> **Problem to work on**
Your task is to copy each line that has the word "православіе".

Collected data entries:
+===+

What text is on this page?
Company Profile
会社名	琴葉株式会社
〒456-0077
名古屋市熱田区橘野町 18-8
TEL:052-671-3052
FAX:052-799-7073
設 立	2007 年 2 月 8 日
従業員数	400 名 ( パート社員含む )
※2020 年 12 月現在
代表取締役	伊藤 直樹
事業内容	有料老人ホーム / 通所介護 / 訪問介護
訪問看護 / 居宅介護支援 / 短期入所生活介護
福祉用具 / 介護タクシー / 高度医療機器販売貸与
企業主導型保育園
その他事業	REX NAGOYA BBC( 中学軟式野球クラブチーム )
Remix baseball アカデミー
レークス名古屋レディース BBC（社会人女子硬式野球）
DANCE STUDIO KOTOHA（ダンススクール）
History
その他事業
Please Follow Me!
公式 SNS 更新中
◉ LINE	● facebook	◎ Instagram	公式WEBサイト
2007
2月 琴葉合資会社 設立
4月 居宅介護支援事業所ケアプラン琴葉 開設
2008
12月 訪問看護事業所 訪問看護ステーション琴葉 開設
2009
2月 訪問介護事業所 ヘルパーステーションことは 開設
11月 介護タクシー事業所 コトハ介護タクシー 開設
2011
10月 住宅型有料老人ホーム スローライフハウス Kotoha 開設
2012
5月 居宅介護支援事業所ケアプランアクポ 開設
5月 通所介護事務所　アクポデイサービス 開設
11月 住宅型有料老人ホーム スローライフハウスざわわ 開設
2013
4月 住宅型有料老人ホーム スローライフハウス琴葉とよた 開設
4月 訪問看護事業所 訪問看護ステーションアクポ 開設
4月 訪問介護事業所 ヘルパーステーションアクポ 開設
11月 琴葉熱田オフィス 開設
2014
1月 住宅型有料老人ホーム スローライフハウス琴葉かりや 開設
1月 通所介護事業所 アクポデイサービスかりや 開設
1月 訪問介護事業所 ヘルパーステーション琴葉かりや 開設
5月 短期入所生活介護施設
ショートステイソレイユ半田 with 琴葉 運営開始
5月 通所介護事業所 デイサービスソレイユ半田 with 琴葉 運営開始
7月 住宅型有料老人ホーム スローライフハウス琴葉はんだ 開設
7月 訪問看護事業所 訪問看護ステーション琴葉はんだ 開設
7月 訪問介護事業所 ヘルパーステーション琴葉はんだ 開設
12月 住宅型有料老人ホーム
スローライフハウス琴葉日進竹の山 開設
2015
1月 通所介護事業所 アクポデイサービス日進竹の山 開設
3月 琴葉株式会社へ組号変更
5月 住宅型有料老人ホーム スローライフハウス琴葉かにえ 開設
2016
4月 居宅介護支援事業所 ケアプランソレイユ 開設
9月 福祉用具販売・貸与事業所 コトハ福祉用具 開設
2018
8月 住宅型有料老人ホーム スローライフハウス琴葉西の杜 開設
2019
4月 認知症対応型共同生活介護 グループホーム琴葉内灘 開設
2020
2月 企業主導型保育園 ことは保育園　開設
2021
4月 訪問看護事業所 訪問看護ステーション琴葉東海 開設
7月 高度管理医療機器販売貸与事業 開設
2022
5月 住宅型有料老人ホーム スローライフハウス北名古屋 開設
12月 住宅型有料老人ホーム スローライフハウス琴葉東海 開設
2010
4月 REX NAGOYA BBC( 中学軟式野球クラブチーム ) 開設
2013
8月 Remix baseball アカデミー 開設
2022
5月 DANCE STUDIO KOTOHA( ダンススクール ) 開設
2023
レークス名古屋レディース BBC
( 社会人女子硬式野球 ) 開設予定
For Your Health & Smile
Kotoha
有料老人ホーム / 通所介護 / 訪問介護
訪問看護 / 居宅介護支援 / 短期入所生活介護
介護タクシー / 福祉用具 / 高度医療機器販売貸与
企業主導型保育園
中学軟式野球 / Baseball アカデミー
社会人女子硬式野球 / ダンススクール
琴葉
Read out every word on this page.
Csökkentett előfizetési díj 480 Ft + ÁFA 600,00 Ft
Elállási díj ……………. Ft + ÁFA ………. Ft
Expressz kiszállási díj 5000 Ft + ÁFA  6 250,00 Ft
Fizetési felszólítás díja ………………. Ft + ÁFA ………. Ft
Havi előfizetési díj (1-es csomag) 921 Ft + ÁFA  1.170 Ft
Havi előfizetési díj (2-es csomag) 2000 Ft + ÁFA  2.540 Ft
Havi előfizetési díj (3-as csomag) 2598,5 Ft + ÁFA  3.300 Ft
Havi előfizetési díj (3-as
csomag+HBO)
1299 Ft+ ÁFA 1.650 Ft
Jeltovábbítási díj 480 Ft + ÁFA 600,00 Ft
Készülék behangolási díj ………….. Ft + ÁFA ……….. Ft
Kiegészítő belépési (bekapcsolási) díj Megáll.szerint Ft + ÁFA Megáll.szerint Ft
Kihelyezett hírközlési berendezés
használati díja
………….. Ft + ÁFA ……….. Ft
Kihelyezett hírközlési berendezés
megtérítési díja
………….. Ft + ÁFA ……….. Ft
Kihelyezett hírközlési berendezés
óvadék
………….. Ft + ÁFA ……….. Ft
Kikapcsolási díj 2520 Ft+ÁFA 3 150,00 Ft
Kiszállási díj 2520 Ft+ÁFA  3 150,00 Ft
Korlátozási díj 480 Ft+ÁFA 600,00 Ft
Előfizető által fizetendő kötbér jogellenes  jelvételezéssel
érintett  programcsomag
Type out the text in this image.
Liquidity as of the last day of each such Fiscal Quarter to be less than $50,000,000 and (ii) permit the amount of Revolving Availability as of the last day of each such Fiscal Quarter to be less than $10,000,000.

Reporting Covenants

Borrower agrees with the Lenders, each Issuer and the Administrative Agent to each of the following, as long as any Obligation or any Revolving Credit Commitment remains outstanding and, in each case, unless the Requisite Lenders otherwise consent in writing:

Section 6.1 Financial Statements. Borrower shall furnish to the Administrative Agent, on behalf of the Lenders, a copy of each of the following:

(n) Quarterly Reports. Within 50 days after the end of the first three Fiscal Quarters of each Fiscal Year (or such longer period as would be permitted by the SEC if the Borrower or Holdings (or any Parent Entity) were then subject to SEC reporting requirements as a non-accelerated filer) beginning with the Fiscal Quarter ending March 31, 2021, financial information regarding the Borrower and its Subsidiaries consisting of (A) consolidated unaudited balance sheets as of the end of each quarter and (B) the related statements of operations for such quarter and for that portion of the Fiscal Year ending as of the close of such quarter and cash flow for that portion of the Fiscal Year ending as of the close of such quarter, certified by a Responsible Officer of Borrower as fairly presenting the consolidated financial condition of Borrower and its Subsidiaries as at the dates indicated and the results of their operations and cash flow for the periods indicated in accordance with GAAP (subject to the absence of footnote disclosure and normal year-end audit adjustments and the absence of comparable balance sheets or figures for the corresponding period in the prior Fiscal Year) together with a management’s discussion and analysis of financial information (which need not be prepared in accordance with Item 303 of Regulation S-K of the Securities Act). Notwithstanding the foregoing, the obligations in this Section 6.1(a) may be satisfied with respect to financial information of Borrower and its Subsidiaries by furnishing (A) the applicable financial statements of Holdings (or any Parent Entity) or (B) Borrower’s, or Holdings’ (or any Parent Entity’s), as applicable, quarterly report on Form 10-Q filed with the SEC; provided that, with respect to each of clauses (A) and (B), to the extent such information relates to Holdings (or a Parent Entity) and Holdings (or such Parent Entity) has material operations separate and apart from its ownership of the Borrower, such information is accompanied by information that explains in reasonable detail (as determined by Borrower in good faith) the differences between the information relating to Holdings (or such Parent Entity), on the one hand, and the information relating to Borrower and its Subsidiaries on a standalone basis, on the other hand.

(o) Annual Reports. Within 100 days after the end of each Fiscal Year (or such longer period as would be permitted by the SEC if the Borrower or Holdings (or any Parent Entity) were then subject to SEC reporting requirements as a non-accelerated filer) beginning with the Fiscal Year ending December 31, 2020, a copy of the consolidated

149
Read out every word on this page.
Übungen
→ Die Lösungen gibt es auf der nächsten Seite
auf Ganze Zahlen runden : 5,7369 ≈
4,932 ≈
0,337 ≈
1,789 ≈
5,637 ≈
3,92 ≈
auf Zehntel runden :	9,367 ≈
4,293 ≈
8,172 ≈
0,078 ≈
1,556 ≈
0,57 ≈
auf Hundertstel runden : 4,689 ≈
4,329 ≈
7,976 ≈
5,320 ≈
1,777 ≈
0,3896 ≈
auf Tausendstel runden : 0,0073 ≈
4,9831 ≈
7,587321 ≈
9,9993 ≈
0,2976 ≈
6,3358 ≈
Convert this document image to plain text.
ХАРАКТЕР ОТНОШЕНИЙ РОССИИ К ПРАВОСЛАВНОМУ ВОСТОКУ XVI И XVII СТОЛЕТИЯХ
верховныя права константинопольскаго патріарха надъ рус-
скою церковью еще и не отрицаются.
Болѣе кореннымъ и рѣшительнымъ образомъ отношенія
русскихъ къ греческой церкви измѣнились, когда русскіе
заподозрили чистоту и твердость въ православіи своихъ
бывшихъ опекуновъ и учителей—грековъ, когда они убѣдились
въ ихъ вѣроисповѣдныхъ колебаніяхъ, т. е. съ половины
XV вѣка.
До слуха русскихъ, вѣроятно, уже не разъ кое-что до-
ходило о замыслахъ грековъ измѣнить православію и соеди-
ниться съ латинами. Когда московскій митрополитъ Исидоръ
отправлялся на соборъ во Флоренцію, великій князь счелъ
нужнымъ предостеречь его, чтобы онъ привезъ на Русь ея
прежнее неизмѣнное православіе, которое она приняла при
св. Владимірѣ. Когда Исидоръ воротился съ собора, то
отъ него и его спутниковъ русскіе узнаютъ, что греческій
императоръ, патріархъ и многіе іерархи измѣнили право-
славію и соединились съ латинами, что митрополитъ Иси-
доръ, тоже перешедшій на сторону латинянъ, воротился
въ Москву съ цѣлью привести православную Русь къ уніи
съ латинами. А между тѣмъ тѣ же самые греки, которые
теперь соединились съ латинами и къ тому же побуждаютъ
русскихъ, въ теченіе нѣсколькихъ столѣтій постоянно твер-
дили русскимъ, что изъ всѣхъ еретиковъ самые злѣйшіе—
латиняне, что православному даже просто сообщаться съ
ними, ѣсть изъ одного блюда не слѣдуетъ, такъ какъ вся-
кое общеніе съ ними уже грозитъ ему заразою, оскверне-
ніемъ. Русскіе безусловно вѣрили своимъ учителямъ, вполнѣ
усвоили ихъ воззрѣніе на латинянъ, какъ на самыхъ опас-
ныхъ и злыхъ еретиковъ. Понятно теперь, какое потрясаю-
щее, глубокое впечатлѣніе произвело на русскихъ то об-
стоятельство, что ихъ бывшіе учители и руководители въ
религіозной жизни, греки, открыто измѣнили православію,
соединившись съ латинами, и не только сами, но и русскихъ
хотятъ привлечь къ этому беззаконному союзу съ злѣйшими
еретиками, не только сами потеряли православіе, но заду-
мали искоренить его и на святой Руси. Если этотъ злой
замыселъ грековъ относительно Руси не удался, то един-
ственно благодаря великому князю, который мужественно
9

+===+

> **Response**
прежнее неизмѣнное православіе, которое она приняла при
еретиками, не только сами потеряли православіе, но заду-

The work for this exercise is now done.